Quote the data below in full, minus the images.

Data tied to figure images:

——————

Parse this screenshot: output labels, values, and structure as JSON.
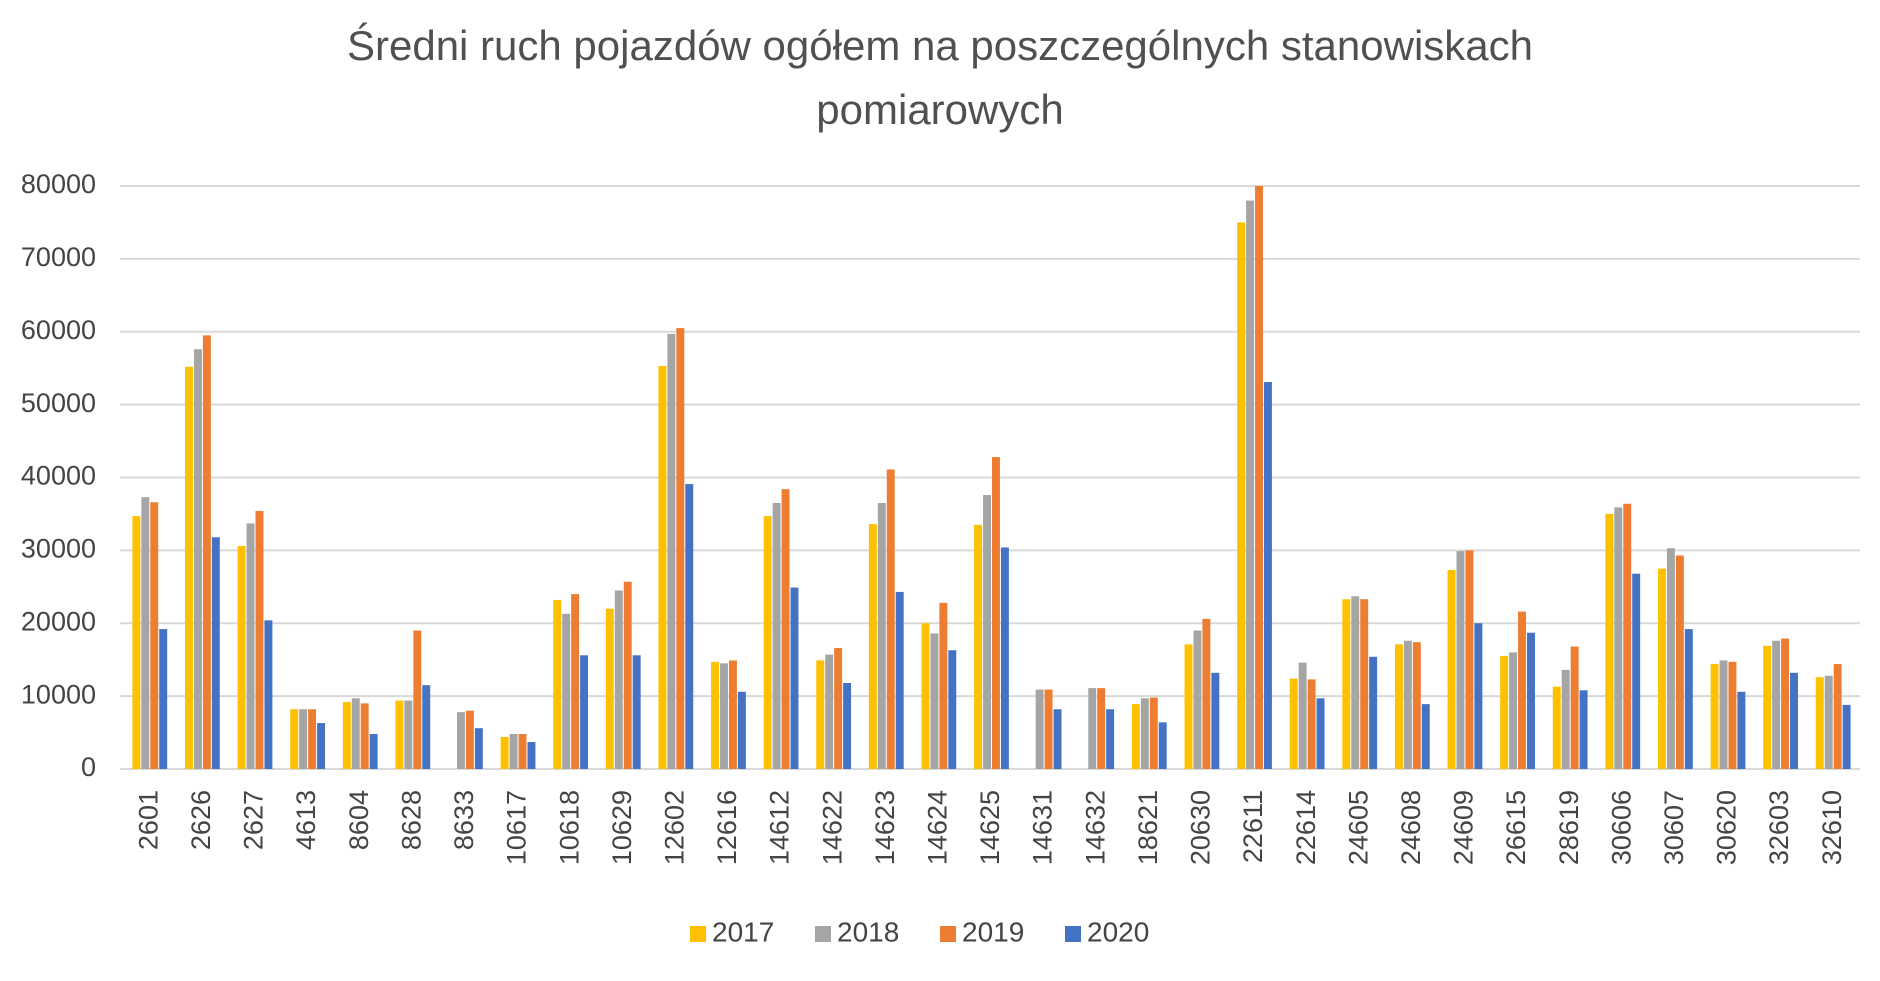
{
  "chart_data": {
    "type": "bar",
    "title": "Średni ruch pojazdów ogółem na poszczególnych stanowiskach pomiarowych",
    "categories": [
      "2601",
      "2626",
      "2627",
      "4613",
      "8604",
      "8628",
      "8633",
      "10617",
      "10618",
      "10629",
      "12602",
      "12616",
      "14612",
      "14622",
      "14623",
      "14624",
      "14625",
      "14631",
      "14632",
      "18621",
      "20630",
      "22611",
      "22614",
      "24605",
      "24608",
      "24609",
      "26615",
      "28619",
      "30606",
      "30607",
      "30620",
      "32603",
      "32610"
    ],
    "series": [
      {
        "name": "2017",
        "color": "#ffc000",
        "values": [
          34700,
          55200,
          30600,
          8200,
          9200,
          9400,
          null,
          4400,
          23200,
          22000,
          55300,
          14700,
          34700,
          14900,
          33600,
          20000,
          33500,
          null,
          null,
          8900,
          17100,
          75000,
          12400,
          23300,
          17100,
          27300,
          15500,
          11300,
          35000,
          27500,
          14400,
          16900,
          12600
        ]
      },
      {
        "name": "2018",
        "color": "#a5a5a5",
        "values": [
          37300,
          57600,
          33700,
          8200,
          9700,
          9400,
          7800,
          4800,
          21300,
          24500,
          59700,
          14500,
          36500,
          15700,
          36500,
          18600,
          37600,
          10900,
          11100,
          9700,
          19000,
          78000,
          14600,
          23700,
          17600,
          29900,
          16000,
          13600,
          35900,
          30300,
          14900,
          17600,
          12800
        ]
      },
      {
        "name": "2019",
        "color": "#ed7d31",
        "values": [
          36600,
          59500,
          35400,
          8200,
          9000,
          19000,
          8000,
          4800,
          24000,
          25700,
          60500,
          14900,
          38400,
          16600,
          41100,
          22800,
          42800,
          10900,
          11100,
          9800,
          20600,
          80000,
          12300,
          23300,
          17400,
          30000,
          21600,
          16800,
          36400,
          29300,
          14700,
          17900,
          14400
        ]
      },
      {
        "name": "2020",
        "color": "#4472c4",
        "values": [
          19200,
          31800,
          20400,
          6300,
          4800,
          11500,
          5600,
          3700,
          15600,
          15600,
          39100,
          10600,
          24900,
          11800,
          24300,
          16300,
          30400,
          8200,
          8200,
          6400,
          13200,
          53100,
          9700,
          15400,
          8900,
          20000,
          18700,
          10800,
          26800,
          19200,
          10600,
          13200,
          8800
        ]
      }
    ],
    "ylim": [
      0,
      80000
    ],
    "yticks": [
      0,
      10000,
      20000,
      30000,
      40000,
      50000,
      60000,
      70000,
      80000
    ],
    "grid": true,
    "legend": "bottom"
  }
}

——————

Full response:
Parse this screenshot: output labels, values, and structure as JSON.
{
  "chart_data": {
    "type": "bar",
    "title": "Średni ruch pojazdów ogółem na poszczególnych stanowiskach pomiarowych",
    "categories": [
      "2601",
      "2626",
      "2627",
      "4613",
      "8604",
      "8628",
      "8633",
      "10617",
      "10618",
      "10629",
      "12602",
      "12616",
      "14612",
      "14622",
      "14623",
      "14624",
      "14625",
      "14631",
      "14632",
      "18621",
      "20630",
      "22611",
      "22614",
      "24605",
      "24608",
      "24609",
      "26615",
      "28619",
      "30606",
      "30607",
      "30620",
      "32603",
      "32610"
    ],
    "series": [
      {
        "name": "2017",
        "color": "#ffc000",
        "values": [
          34700,
          55200,
          30600,
          8200,
          9200,
          9400,
          null,
          4400,
          23200,
          22000,
          55300,
          14700,
          34700,
          14900,
          33600,
          20000,
          33500,
          null,
          null,
          8900,
          17100,
          75000,
          12400,
          23300,
          17100,
          27300,
          15500,
          11300,
          35000,
          27500,
          14400,
          16900,
          12600
        ]
      },
      {
        "name": "2018",
        "color": "#a5a5a5",
        "values": [
          37300,
          57600,
          33700,
          8200,
          9700,
          9400,
          7800,
          4800,
          21300,
          24500,
          59700,
          14500,
          36500,
          15700,
          36500,
          18600,
          37600,
          10900,
          11100,
          9700,
          19000,
          78000,
          14600,
          23700,
          17600,
          29900,
          16000,
          13600,
          35900,
          30300,
          14900,
          17600,
          12800
        ]
      },
      {
        "name": "2019",
        "color": "#ed7d31",
        "values": [
          36600,
          59500,
          35400,
          8200,
          9000,
          19000,
          8000,
          4800,
          24000,
          25700,
          60500,
          14900,
          38400,
          16600,
          41100,
          22800,
          42800,
          10900,
          11100,
          9800,
          20600,
          80000,
          12300,
          23300,
          17400,
          30000,
          21600,
          16800,
          36400,
          29300,
          14700,
          17900,
          14400
        ]
      },
      {
        "name": "2020",
        "color": "#4472c4",
        "values": [
          19200,
          31800,
          20400,
          6300,
          4800,
          11500,
          5600,
          3700,
          15600,
          15600,
          39100,
          10600,
          24900,
          11800,
          24300,
          16300,
          30400,
          8200,
          8200,
          6400,
          13200,
          53100,
          9700,
          15400,
          8900,
          20000,
          18700,
          10800,
          26800,
          19200,
          10600,
          13200,
          8800
        ]
      }
    ],
    "ylim": [
      0,
      80000
    ],
    "yticks": [
      0,
      10000,
      20000,
      30000,
      40000,
      50000,
      60000,
      70000,
      80000
    ],
    "grid": true,
    "legend": "bottom"
  }
}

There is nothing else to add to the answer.